- [Task instructions]
Do not include the pictures; repeat the rest of the data exactly.

Stored data
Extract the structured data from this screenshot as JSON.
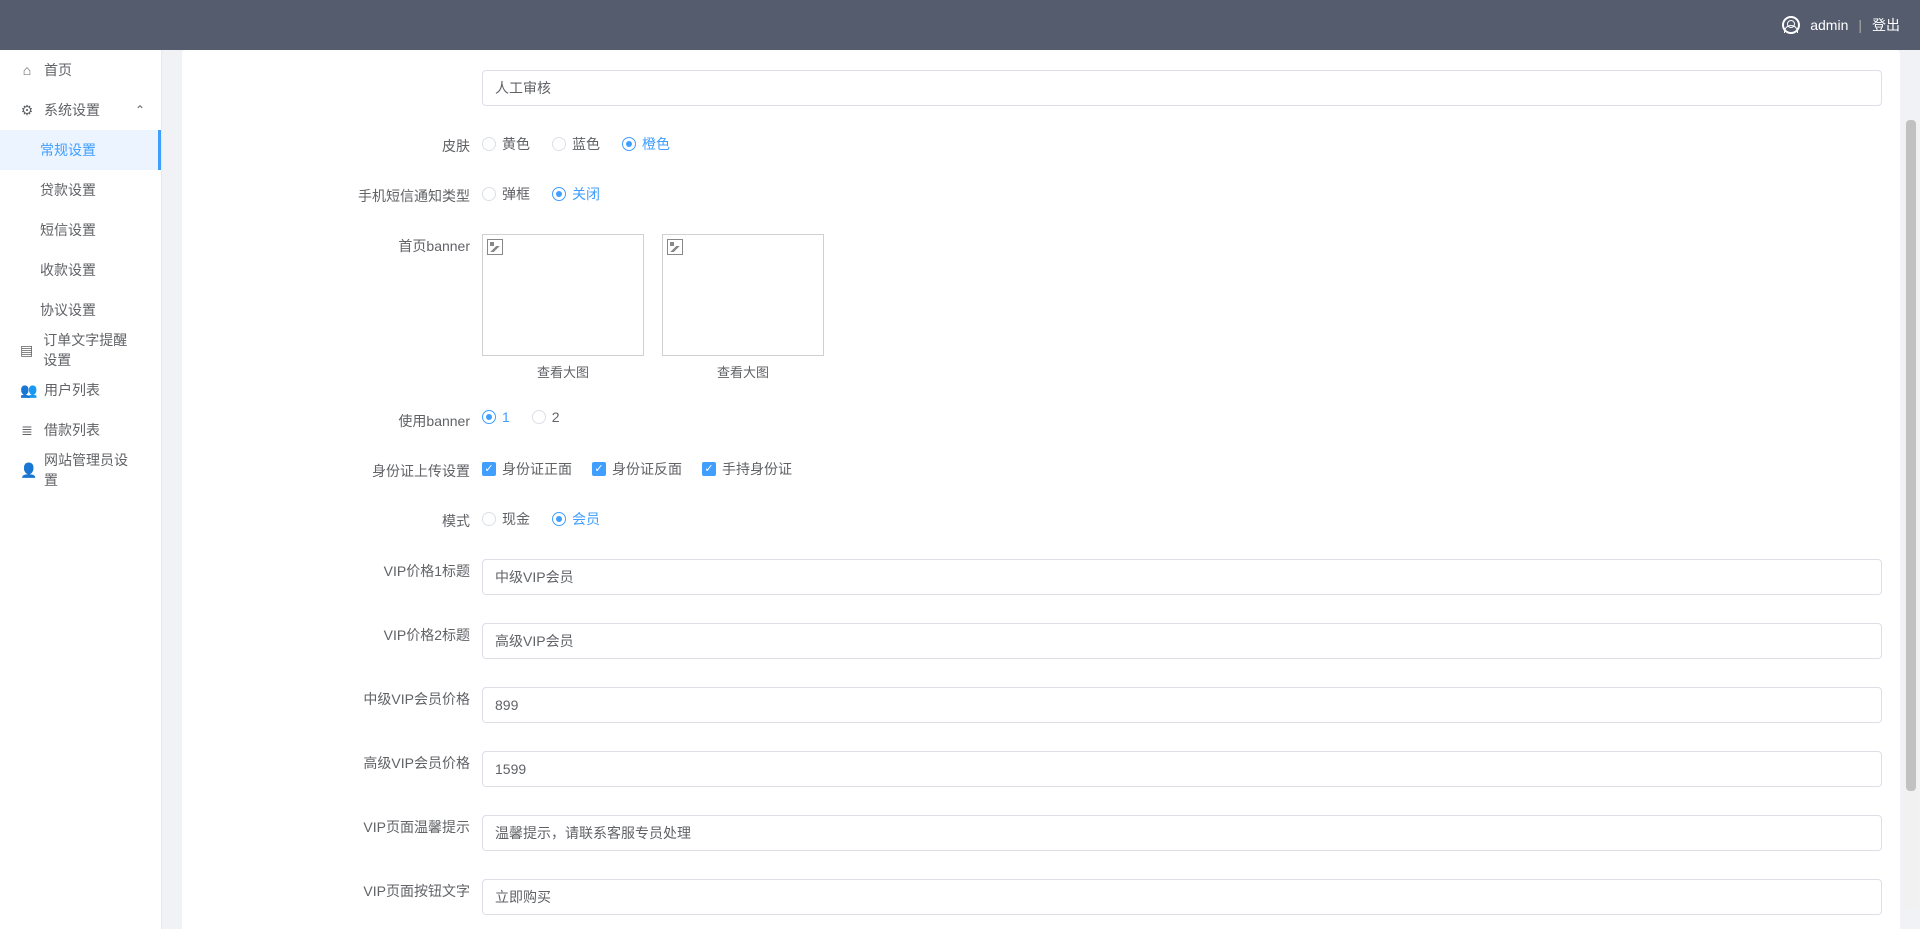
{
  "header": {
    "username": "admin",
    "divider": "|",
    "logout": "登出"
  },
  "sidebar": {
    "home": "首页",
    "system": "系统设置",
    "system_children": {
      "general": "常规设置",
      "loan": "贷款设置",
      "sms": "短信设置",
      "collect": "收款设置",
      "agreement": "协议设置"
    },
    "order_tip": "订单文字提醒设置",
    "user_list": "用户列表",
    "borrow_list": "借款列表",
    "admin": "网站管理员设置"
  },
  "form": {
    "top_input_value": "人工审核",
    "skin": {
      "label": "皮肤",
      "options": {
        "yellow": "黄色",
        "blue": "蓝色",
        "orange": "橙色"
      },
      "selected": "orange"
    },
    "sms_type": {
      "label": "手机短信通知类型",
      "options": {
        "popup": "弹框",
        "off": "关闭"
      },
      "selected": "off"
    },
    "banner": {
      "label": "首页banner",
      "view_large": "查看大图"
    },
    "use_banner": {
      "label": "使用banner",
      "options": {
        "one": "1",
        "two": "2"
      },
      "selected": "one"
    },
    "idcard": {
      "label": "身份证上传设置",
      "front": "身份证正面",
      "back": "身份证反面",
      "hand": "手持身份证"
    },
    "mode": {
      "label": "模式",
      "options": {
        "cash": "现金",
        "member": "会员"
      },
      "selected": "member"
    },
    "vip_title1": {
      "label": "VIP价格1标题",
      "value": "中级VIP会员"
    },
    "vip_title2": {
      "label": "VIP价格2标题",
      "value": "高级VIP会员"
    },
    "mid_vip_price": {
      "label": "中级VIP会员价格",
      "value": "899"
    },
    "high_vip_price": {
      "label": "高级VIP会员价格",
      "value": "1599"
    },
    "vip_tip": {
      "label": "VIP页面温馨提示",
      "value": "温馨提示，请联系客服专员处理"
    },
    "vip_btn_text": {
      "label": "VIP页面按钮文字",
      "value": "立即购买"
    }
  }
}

- [Written solution]
Extract the structured data from this screenshot as JSON.
{
  "header": {
    "username": "admin",
    "divider": "|",
    "logout": "登出"
  },
  "sidebar": {
    "home": "首页",
    "system": "系统设置",
    "system_children": {
      "general": "常规设置",
      "loan": "贷款设置",
      "sms": "短信设置",
      "collect": "收款设置",
      "agreement": "协议设置"
    },
    "order_tip": "订单文字提醒设置",
    "user_list": "用户列表",
    "borrow_list": "借款列表",
    "admin": "网站管理员设置"
  },
  "form": {
    "top_input_value": "人工审核",
    "skin": {
      "label": "皮肤",
      "options": {
        "yellow": "黄色",
        "blue": "蓝色",
        "orange": "橙色"
      },
      "selected": "orange"
    },
    "sms_type": {
      "label": "手机短信通知类型",
      "options": {
        "popup": "弹框",
        "off": "关闭"
      },
      "selected": "off"
    },
    "banner": {
      "label": "首页banner",
      "view_large": "查看大图"
    },
    "use_banner": {
      "label": "使用banner",
      "options": {
        "one": "1",
        "two": "2"
      },
      "selected": "one"
    },
    "idcard": {
      "label": "身份证上传设置",
      "front": "身份证正面",
      "back": "身份证反面",
      "hand": "手持身份证"
    },
    "mode": {
      "label": "模式",
      "options": {
        "cash": "现金",
        "member": "会员"
      },
      "selected": "member"
    },
    "vip_title1": {
      "label": "VIP价格1标题",
      "value": "中级VIP会员"
    },
    "vip_title2": {
      "label": "VIP价格2标题",
      "value": "高级VIP会员"
    },
    "mid_vip_price": {
      "label": "中级VIP会员价格",
      "value": "899"
    },
    "high_vip_price": {
      "label": "高级VIP会员价格",
      "value": "1599"
    },
    "vip_tip": {
      "label": "VIP页面温馨提示",
      "value": "温馨提示，请联系客服专员处理"
    },
    "vip_btn_text": {
      "label": "VIP页面按钮文字",
      "value": "立即购买"
    }
  }
}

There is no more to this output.